### [PROBLEM]
In the material below, find all lines with the string "Contains" and copy them.

### [LISTING]
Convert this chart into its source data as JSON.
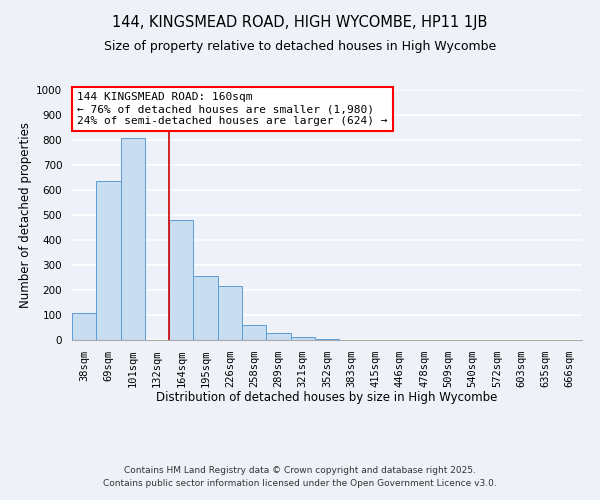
{
  "title": "144, KINGSMEAD ROAD, HIGH WYCOMBE, HP11 1JB",
  "subtitle": "Size of property relative to detached houses in High Wycombe",
  "xlabel": "Distribution of detached houses by size in High Wycombe",
  "ylabel": "Number of detached properties",
  "bar_labels": [
    "38sqm",
    "69sqm",
    "101sqm",
    "132sqm",
    "164sqm",
    "195sqm",
    "226sqm",
    "258sqm",
    "289sqm",
    "321sqm",
    "352sqm",
    "383sqm",
    "415sqm",
    "446sqm",
    "478sqm",
    "509sqm",
    "540sqm",
    "572sqm",
    "603sqm",
    "635sqm",
    "666sqm"
  ],
  "bar_values": [
    110,
    635,
    810,
    0,
    480,
    255,
    215,
    60,
    27,
    13,
    5,
    0,
    0,
    0,
    0,
    0,
    0,
    0,
    0,
    0,
    0
  ],
  "ylim": [
    0,
    1000
  ],
  "yticks": [
    0,
    100,
    200,
    300,
    400,
    500,
    600,
    700,
    800,
    900,
    1000
  ],
  "bar_color": "#c8ddf0",
  "bar_edge_color": "#5b9bd5",
  "vline_color": "#cc0000",
  "vline_pos": 3.5,
  "annotation_text_line1": "144 KINGSMEAD ROAD: 160sqm",
  "annotation_text_line2": "← 76% of detached houses are smaller (1,980)",
  "annotation_text_line3": "24% of semi-detached houses are larger (624) →",
  "footer_line1": "Contains HM Land Registry data © Crown copyright and database right 2025.",
  "footer_line2": "Contains public sector information licensed under the Open Government Licence v3.0.",
  "bg_color": "#eef2f8",
  "grid_color": "#ffffff",
  "title_fontsize": 10.5,
  "subtitle_fontsize": 9,
  "axis_label_fontsize": 8.5,
  "tick_fontsize": 7.5,
  "annotation_fontsize": 8,
  "footer_fontsize": 6.5
}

### [EXPECTED OUTPUT]
  "footer_line1": "Contains HM Land Registry data © Crown copyright and database right 2025.",
  "footer_line2": "Contains public sector information licensed under the Open Government Licence v3.0.",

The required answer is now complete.